INPUT MATERIAL:
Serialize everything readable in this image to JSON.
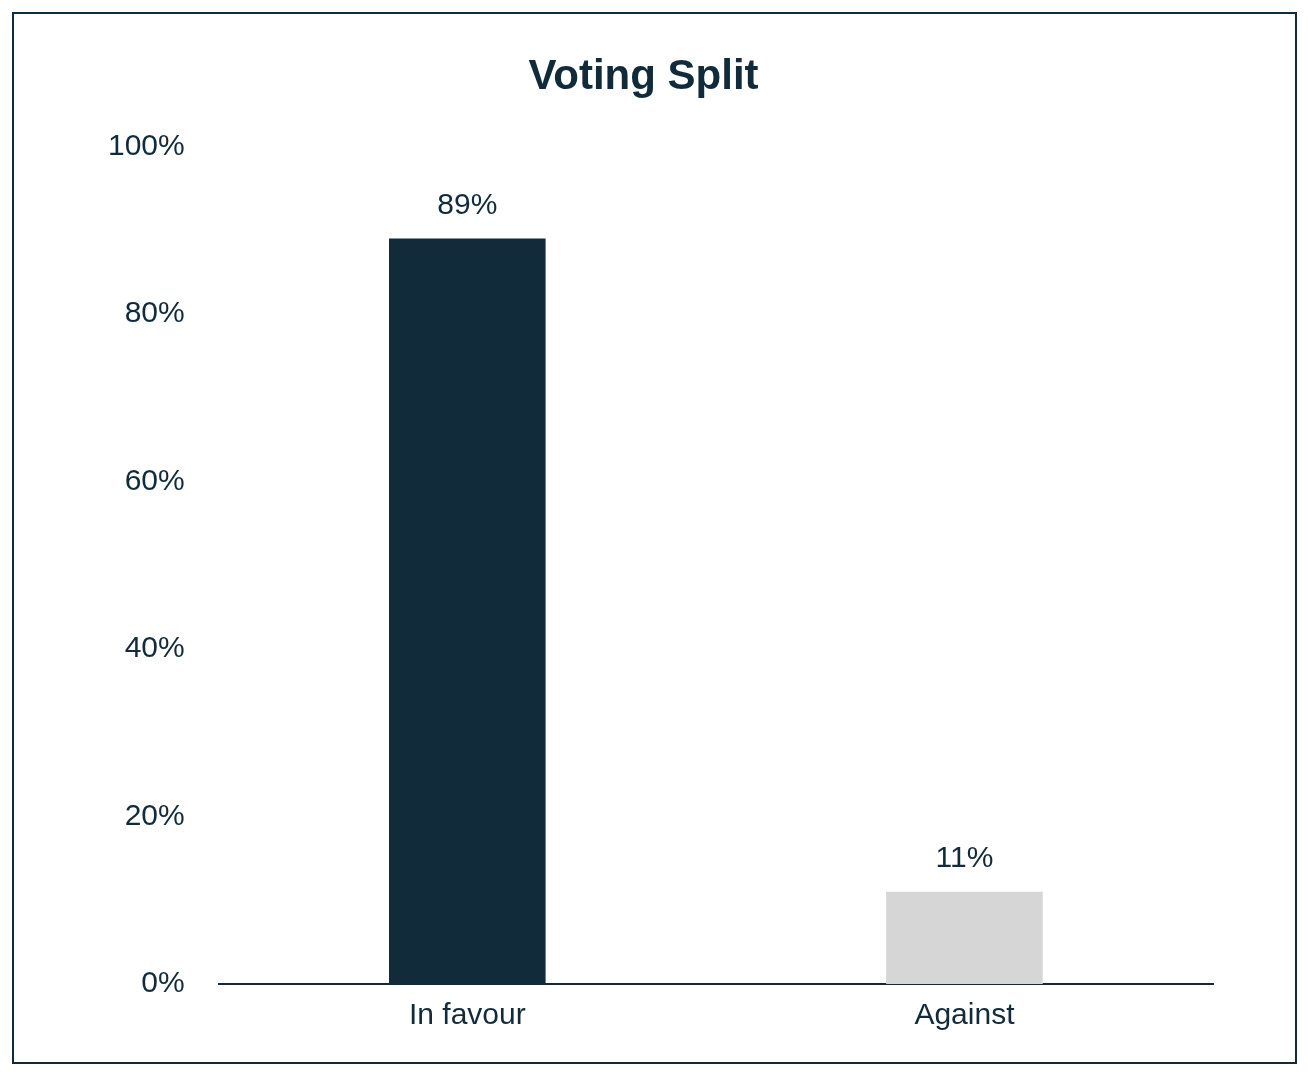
{
  "chart_data": {
    "type": "bar",
    "title": "Voting Split",
    "categories": [
      "In favour",
      "Against"
    ],
    "values": [
      89,
      11
    ],
    "colors": [
      "#122b3a",
      "#d6d6d6"
    ],
    "value_labels": [
      "89%",
      "11%"
    ],
    "ylim": [
      0,
      100
    ],
    "yticks": [
      {
        "value": 0,
        "label": "0%"
      },
      {
        "value": 20,
        "label": "20%"
      },
      {
        "value": 40,
        "label": "40%"
      },
      {
        "value": 60,
        "label": "60%"
      },
      {
        "value": 80,
        "label": "80%"
      },
      {
        "value": 100,
        "label": "100%"
      }
    ],
    "grid": false,
    "legend": false
  }
}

SHORT PROBLEM:
Will you set down the records word for word while leaving out every picture?

EXERCISE RESPONSE:
Serialize everything readable in this image to JSON.
{
  "chart_data": {
    "type": "bar",
    "title": "Voting Split",
    "categories": [
      "In favour",
      "Against"
    ],
    "values": [
      89,
      11
    ],
    "colors": [
      "#122b3a",
      "#d6d6d6"
    ],
    "value_labels": [
      "89%",
      "11%"
    ],
    "ylim": [
      0,
      100
    ],
    "yticks": [
      {
        "value": 0,
        "label": "0%"
      },
      {
        "value": 20,
        "label": "20%"
      },
      {
        "value": 40,
        "label": "40%"
      },
      {
        "value": 60,
        "label": "60%"
      },
      {
        "value": 80,
        "label": "80%"
      },
      {
        "value": 100,
        "label": "100%"
      }
    ],
    "grid": false,
    "legend": false
  }
}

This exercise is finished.